▸ **Task description**: Each line that includes the string "Renters" counts once; give the total and nothing else.

[Data listing]
════════════════
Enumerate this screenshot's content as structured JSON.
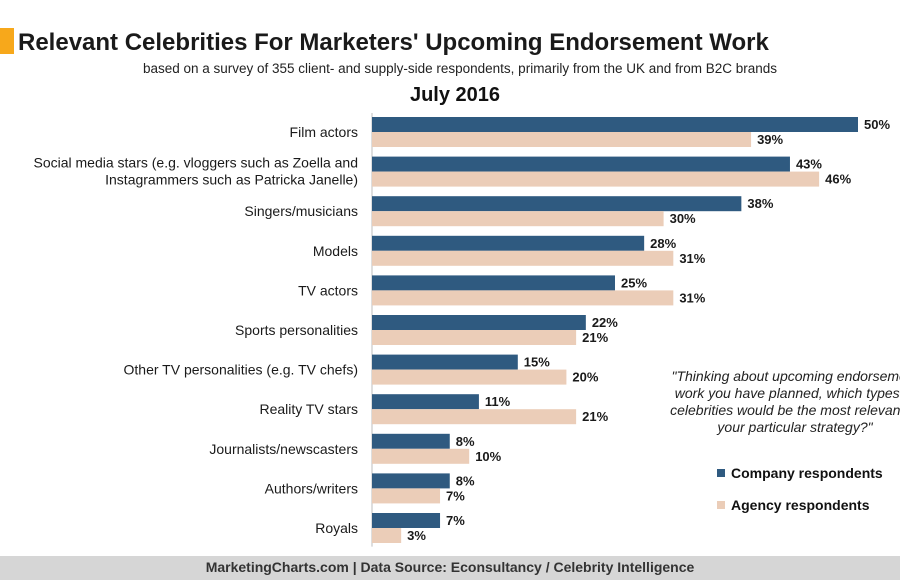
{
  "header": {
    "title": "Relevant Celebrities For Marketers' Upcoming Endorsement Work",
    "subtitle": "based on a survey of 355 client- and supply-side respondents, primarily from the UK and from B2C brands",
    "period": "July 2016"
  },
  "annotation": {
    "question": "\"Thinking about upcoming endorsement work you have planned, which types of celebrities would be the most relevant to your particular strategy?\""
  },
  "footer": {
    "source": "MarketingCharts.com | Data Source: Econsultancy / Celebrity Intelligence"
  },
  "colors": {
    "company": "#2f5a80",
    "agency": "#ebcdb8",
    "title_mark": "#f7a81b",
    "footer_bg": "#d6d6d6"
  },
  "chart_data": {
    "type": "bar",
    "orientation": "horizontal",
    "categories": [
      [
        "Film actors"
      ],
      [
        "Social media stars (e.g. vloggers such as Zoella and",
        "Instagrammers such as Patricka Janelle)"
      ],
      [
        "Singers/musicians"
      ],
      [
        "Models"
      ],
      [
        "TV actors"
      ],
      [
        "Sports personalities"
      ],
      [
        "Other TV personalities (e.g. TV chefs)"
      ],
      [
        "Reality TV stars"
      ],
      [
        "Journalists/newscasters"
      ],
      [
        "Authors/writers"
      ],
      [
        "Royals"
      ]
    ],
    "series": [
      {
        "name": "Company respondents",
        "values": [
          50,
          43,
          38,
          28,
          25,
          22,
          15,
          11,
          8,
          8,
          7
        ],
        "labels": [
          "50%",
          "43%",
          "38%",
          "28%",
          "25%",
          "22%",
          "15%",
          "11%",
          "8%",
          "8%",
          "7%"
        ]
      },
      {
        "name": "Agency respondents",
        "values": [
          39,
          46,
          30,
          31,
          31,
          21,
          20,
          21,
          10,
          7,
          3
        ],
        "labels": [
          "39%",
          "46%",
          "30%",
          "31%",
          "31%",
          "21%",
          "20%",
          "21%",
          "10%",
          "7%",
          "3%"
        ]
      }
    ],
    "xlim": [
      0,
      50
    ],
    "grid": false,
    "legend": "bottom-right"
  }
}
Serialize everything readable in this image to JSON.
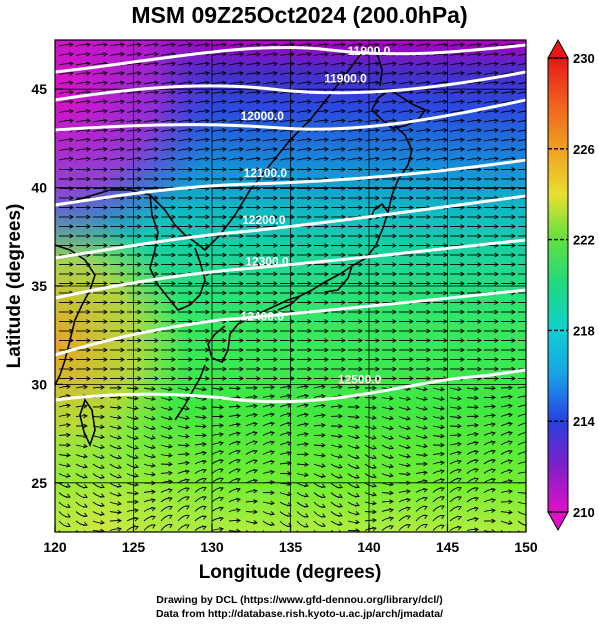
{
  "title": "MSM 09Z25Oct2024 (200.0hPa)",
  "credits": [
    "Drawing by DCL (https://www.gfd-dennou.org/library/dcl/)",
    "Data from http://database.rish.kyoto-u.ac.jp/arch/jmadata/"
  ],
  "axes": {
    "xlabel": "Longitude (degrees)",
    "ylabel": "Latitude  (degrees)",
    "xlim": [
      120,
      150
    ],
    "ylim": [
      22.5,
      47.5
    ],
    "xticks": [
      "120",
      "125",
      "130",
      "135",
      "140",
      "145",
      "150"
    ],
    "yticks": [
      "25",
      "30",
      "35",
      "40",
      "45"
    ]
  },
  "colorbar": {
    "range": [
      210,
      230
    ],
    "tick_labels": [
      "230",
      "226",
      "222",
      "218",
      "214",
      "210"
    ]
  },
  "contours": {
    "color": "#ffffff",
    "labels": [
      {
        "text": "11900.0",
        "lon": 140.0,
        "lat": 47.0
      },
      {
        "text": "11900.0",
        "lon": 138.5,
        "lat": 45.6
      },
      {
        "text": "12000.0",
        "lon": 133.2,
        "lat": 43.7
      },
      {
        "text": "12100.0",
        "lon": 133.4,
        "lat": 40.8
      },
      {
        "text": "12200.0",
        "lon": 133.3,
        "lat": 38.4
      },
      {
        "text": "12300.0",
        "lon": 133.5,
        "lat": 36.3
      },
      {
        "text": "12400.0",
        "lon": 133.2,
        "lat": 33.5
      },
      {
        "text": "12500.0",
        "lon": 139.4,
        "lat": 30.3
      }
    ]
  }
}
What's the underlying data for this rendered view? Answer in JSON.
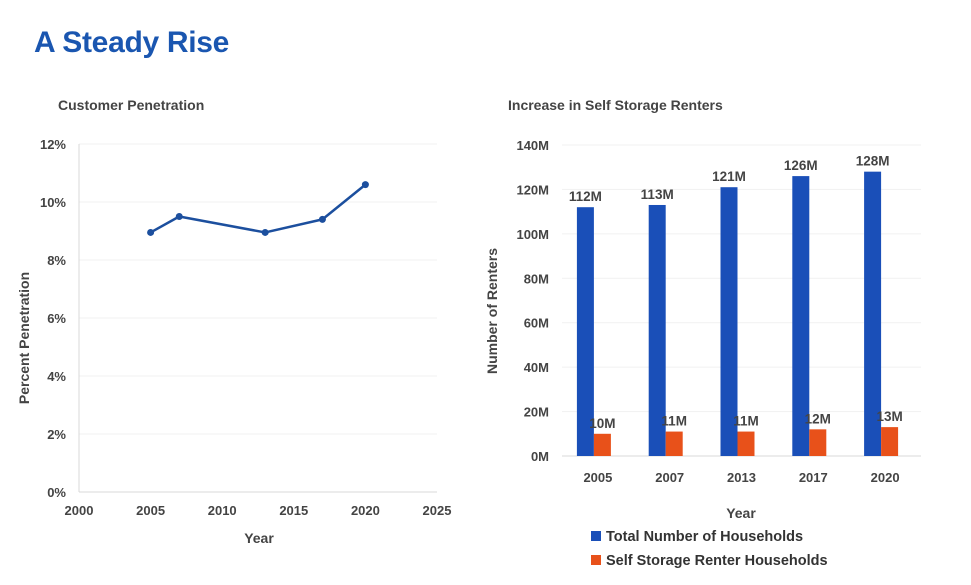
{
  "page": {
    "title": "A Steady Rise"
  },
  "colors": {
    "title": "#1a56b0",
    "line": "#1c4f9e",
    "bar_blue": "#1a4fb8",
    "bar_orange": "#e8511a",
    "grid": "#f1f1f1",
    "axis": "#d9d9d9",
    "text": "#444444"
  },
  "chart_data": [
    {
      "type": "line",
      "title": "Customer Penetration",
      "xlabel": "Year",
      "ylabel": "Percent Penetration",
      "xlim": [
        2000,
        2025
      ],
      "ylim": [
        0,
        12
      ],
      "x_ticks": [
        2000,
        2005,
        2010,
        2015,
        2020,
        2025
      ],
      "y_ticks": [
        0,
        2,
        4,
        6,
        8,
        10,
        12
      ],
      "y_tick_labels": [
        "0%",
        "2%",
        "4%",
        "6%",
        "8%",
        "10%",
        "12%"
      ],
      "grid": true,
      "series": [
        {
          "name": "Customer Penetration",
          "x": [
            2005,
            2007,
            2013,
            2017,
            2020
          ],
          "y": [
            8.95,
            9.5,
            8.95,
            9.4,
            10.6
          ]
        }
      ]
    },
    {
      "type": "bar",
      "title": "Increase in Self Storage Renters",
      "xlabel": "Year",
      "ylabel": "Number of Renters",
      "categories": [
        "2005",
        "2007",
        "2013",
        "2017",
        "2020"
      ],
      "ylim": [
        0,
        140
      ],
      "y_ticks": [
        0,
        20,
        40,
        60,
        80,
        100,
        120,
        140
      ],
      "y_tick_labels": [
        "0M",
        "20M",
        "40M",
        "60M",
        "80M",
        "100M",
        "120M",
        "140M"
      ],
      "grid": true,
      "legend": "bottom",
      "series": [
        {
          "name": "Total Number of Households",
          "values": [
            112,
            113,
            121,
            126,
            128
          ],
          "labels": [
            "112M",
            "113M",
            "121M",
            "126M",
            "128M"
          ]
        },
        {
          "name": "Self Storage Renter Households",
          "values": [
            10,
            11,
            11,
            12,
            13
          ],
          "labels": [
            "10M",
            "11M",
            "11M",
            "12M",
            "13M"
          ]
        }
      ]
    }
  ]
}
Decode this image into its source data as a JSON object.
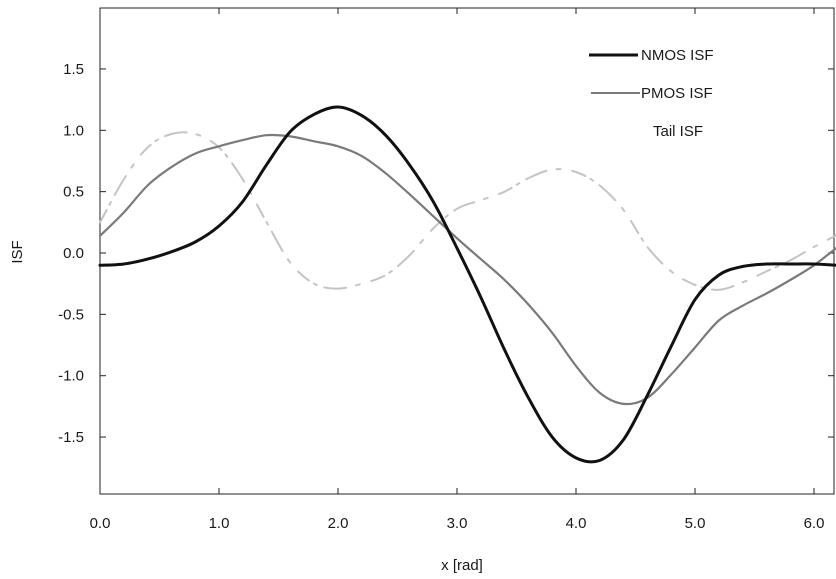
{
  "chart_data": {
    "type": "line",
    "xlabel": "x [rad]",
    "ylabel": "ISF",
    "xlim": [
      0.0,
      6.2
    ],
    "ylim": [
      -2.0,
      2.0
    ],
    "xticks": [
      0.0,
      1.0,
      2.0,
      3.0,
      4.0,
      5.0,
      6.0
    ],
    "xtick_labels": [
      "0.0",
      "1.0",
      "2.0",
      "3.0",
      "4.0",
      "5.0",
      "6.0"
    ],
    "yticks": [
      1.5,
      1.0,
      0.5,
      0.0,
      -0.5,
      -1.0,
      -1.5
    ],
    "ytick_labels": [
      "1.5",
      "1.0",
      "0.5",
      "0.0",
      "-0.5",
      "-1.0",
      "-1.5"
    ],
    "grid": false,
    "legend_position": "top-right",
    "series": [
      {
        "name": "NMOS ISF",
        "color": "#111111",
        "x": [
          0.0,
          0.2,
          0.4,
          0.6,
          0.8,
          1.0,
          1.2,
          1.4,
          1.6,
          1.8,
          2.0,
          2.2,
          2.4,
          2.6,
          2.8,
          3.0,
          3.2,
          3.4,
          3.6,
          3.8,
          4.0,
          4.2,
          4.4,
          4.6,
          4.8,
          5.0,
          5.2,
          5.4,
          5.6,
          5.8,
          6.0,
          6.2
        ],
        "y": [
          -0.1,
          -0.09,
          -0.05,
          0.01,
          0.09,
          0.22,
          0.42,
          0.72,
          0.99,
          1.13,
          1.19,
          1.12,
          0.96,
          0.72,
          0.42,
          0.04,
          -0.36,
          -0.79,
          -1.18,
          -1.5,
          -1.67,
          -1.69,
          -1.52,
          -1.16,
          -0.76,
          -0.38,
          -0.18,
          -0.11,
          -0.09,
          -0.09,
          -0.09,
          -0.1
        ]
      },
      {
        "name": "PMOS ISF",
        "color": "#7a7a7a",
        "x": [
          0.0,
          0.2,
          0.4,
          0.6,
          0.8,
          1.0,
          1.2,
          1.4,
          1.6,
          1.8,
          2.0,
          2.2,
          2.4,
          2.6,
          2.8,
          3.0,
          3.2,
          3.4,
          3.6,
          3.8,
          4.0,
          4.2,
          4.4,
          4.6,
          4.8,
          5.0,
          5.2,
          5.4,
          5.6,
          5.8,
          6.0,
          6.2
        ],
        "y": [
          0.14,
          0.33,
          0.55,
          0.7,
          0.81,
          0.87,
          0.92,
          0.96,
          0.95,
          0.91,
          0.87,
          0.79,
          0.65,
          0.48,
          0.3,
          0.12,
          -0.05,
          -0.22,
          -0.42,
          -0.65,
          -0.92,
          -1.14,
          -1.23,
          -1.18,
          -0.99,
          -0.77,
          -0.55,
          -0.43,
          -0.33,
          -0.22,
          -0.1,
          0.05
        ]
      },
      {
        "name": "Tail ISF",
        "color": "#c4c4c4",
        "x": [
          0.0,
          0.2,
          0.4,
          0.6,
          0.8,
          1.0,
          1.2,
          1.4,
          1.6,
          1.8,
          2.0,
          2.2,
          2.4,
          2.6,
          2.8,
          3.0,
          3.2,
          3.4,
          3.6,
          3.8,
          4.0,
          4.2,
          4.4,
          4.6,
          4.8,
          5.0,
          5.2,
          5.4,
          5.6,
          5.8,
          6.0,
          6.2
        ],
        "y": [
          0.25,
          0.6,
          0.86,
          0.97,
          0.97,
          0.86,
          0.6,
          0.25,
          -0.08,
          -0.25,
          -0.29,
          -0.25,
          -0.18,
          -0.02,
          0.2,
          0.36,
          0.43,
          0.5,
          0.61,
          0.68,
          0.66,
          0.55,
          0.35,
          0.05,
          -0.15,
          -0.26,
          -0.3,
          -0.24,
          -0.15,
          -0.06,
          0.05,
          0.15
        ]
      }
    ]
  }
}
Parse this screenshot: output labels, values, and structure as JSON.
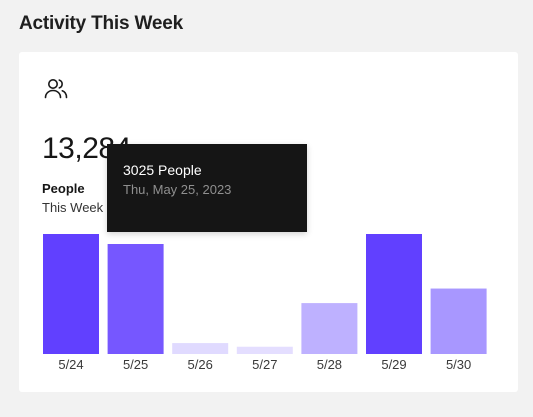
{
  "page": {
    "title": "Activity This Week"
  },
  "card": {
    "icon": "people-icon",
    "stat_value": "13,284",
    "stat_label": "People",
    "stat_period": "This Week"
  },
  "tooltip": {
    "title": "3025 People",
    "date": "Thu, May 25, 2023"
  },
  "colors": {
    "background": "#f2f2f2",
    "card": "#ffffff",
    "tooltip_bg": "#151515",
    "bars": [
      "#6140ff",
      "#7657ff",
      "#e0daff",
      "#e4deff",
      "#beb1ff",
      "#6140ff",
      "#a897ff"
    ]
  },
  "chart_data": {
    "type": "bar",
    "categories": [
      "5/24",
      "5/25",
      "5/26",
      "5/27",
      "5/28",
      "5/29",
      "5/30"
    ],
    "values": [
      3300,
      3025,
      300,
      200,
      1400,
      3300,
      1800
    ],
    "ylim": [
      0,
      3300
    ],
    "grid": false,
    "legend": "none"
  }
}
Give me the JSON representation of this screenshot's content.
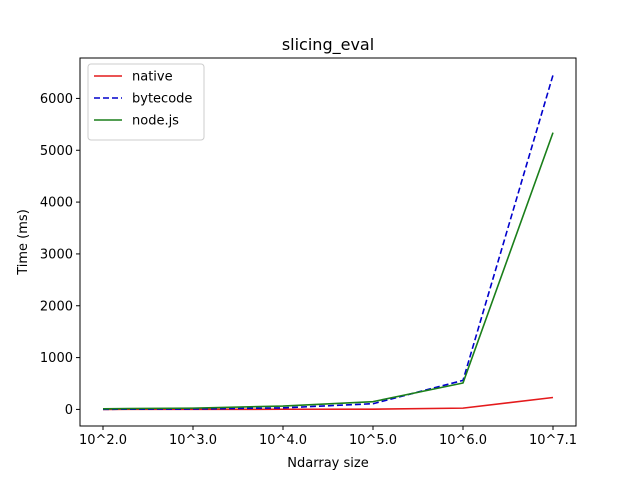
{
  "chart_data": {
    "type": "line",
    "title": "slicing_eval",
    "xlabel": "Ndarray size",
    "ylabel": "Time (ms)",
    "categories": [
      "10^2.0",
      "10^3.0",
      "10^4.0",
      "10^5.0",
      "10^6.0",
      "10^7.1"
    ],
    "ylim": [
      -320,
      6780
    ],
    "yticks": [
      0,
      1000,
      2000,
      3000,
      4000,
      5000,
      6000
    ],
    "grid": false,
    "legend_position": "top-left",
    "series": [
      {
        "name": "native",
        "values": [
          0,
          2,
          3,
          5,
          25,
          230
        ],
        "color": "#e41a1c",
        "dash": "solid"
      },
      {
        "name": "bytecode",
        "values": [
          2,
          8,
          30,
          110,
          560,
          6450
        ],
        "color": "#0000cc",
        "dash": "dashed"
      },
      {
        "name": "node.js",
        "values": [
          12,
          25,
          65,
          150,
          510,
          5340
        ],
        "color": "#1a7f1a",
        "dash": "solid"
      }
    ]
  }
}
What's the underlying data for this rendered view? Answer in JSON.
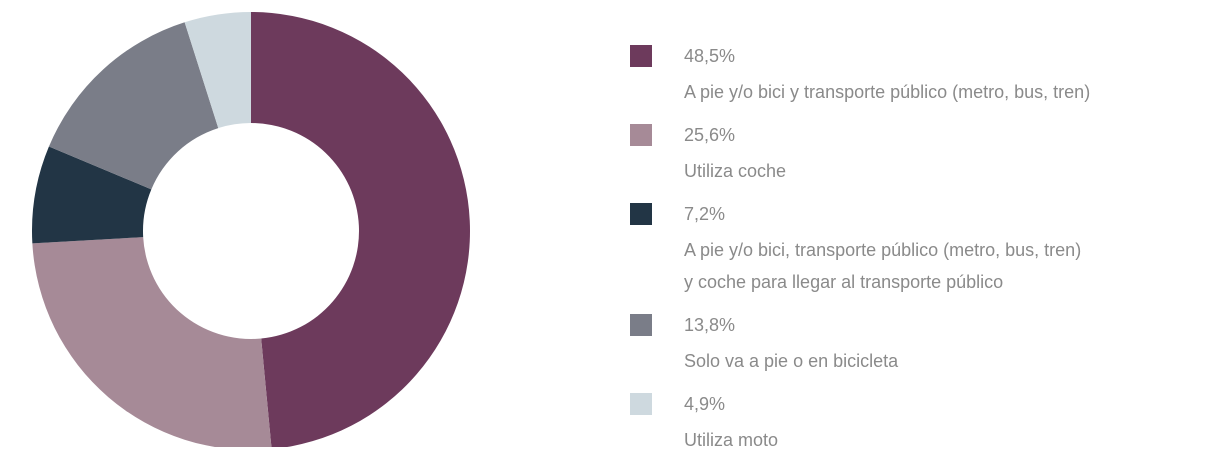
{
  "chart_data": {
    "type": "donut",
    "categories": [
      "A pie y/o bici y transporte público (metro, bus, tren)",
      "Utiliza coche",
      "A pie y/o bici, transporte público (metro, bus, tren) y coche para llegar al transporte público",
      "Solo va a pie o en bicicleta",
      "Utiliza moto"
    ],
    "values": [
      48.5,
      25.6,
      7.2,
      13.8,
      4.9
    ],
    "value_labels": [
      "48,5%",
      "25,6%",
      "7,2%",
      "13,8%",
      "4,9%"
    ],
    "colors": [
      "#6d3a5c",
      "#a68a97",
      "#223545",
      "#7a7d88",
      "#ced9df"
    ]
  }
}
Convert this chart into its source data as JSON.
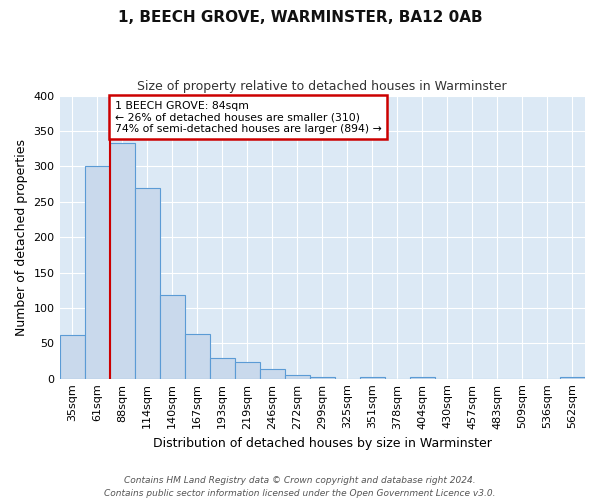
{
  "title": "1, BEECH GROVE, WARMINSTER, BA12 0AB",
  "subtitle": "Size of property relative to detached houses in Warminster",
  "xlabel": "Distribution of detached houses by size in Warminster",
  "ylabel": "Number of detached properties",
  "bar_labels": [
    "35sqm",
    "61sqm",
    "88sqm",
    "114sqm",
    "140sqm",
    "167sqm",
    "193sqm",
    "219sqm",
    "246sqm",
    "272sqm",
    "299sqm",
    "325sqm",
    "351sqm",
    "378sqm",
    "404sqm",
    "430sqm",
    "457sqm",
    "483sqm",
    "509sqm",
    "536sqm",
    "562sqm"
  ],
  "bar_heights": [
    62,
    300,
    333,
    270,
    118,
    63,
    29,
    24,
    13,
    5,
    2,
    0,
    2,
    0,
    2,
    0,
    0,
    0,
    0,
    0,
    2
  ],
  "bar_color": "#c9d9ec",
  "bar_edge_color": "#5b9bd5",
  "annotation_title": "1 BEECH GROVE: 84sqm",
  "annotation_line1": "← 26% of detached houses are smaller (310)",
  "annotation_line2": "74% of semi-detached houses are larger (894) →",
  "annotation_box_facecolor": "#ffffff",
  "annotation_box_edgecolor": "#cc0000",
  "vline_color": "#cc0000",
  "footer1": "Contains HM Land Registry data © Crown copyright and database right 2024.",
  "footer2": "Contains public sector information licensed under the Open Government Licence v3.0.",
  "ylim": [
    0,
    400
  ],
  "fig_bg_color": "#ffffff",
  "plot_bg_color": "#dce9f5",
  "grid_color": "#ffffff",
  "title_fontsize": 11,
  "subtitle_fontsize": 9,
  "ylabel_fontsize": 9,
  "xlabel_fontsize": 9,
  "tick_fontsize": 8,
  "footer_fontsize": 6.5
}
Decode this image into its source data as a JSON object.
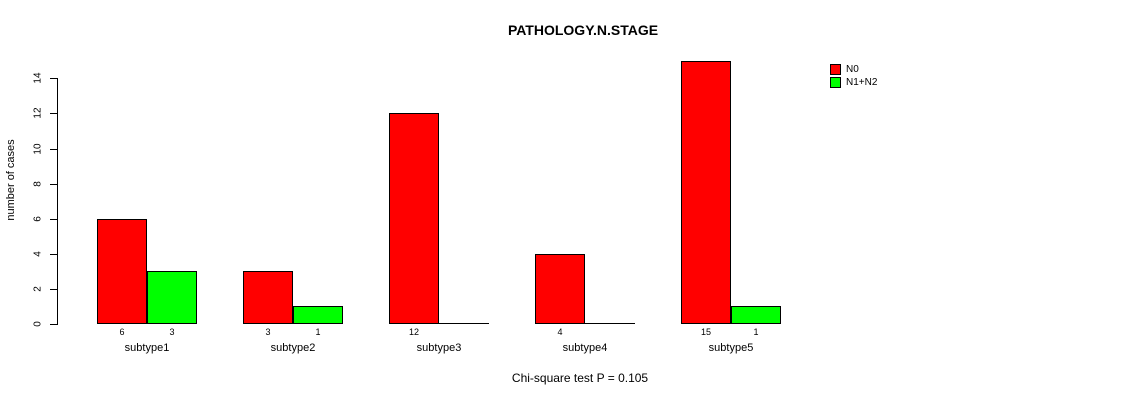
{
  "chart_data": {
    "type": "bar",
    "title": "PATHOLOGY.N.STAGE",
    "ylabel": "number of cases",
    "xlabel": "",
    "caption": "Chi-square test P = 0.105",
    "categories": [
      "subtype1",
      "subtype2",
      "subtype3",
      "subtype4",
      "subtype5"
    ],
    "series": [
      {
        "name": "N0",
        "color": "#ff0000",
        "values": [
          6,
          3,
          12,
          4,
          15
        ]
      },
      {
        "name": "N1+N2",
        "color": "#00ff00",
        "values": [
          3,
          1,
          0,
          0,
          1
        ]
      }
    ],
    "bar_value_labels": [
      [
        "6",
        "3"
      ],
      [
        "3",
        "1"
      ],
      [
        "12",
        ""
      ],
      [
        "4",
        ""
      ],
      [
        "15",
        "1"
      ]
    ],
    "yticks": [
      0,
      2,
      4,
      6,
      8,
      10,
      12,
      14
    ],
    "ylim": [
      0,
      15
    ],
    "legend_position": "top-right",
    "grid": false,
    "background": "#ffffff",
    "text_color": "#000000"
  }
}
════════════════
▸ **Answer to the task**: 2